To be done: Filter the records below and copy every line containing the word "poniedziałek".

[Dataset entries]
□ □ □ □

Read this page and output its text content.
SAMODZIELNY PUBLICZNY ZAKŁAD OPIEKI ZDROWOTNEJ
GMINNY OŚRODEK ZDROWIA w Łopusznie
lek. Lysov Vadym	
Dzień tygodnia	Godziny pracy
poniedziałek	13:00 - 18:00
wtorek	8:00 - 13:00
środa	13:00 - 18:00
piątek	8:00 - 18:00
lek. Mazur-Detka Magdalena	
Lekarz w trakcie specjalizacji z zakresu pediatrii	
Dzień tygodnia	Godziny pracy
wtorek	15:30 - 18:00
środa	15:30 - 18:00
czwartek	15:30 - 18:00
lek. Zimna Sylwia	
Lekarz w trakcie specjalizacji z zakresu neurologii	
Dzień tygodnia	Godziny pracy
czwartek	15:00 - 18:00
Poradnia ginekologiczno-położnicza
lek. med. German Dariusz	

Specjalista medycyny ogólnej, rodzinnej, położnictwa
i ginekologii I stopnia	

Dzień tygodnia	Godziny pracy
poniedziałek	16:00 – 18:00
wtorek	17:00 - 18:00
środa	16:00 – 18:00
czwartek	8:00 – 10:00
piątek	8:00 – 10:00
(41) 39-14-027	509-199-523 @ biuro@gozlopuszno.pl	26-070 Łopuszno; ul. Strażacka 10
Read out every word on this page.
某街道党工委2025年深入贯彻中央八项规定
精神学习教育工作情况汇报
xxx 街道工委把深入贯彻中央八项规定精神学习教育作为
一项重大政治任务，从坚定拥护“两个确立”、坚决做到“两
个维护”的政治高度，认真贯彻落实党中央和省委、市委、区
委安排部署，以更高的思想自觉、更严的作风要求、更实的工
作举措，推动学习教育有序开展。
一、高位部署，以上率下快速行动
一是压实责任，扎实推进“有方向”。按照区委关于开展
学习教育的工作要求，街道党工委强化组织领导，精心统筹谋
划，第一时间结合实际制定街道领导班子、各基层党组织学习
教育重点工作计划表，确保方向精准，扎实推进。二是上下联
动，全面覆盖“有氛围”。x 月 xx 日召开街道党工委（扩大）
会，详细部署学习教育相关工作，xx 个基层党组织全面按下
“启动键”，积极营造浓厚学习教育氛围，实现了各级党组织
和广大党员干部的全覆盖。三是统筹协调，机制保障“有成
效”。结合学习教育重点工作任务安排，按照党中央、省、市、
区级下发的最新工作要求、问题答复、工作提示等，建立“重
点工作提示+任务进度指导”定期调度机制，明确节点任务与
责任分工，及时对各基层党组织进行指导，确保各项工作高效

□ □ □ □

Expected answer:
poniedziałek	13:00 - 18:00
poniedziałek	16:00 – 18:00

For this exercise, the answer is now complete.